THE TASK: Go through the entries below and retype them exactly, omitting each picture.

ENTRIES:
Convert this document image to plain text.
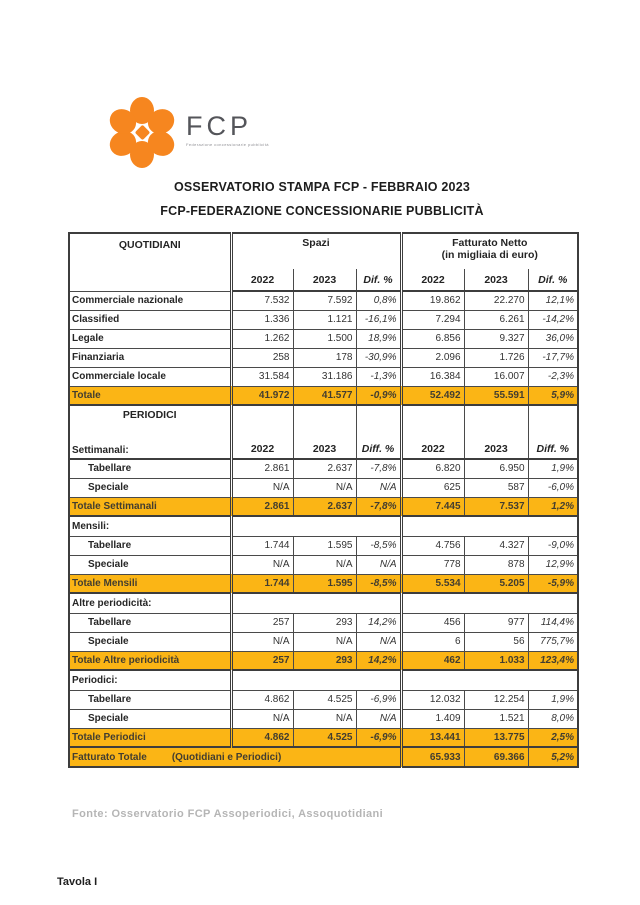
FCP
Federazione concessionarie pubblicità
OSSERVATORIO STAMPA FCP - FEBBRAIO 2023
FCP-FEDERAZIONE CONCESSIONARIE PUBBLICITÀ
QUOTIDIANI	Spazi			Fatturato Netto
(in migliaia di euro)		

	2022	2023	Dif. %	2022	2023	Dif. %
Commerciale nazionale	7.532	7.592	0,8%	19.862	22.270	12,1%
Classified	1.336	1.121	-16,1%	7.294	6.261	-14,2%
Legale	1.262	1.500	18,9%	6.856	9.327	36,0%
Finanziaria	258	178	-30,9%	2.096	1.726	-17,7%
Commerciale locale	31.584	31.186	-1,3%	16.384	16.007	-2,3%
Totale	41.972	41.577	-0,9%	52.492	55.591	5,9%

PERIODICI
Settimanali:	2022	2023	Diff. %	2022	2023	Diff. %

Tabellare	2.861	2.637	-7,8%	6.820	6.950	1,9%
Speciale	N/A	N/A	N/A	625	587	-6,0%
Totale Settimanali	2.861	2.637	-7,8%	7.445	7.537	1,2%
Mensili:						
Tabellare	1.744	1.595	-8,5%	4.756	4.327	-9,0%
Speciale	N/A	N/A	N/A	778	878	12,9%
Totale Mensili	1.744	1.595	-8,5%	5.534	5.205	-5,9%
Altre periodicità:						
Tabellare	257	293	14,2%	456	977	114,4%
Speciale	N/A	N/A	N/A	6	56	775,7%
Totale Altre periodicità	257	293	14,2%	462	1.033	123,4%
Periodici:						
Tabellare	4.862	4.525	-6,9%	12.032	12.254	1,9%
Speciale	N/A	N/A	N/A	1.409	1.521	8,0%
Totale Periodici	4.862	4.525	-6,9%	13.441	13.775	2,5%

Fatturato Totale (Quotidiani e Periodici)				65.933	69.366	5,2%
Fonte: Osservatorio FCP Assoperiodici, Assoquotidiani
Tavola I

SOLUTION BELOW:
Convert this document image to plain text.
FCP
Federazione concessionarie pubblicità
OSSERVATORIO STAMPA FCP - FEBBRAIO 2023
FCP-FEDERAZIONE CONCESSIONARIE PUBBLICITÀ
QUOTIDIANI	Spazi			Fatturato Netto
(in migliaia di euro)		

	2022	2023	Dif. %	2022	2023	Dif. %
Commerciale nazionale	7.532	7.592	0,8%	19.862	22.270	12,1%
Classified	1.336	1.121	-16,1%	7.294	6.261	-14,2%
Legale	1.262	1.500	18,9%	6.856	9.327	36,0%
Finanziaria	258	178	-30,9%	2.096	1.726	-17,7%
Commerciale locale	31.584	31.186	-1,3%	16.384	16.007	-2,3%
Totale	41.972	41.577	-0,9%	52.492	55.591	5,9%

PERIODICI
Settimanali:	2022	2023	Diff. %	2022	2023	Diff. %

Tabellare	2.861	2.637	-7,8%	6.820	6.950	1,9%
Speciale	N/A	N/A	N/A	625	587	-6,0%
Totale Settimanali	2.861	2.637	-7,8%	7.445	7.537	1,2%
Mensili:						
Tabellare	1.744	1.595	-8,5%	4.756	4.327	-9,0%
Speciale	N/A	N/A	N/A	778	878	12,9%
Totale Mensili	1.744	1.595	-8,5%	5.534	5.205	-5,9%
Altre periodicità:						
Tabellare	257	293	14,2%	456	977	114,4%
Speciale	N/A	N/A	N/A	6	56	775,7%
Totale Altre periodicità	257	293	14,2%	462	1.033	123,4%
Periodici:						
Tabellare	4.862	4.525	-6,9%	12.032	12.254	1,9%
Speciale	N/A	N/A	N/A	1.409	1.521	8,0%
Totale Periodici	4.862	4.525	-6,9%	13.441	13.775	2,5%

Fatturato Totale (Quotidiani e Periodici)				65.933	69.366	5,2%
Fonte: Osservatorio FCP Assoperiodici, Assoquotidiani
Tavola I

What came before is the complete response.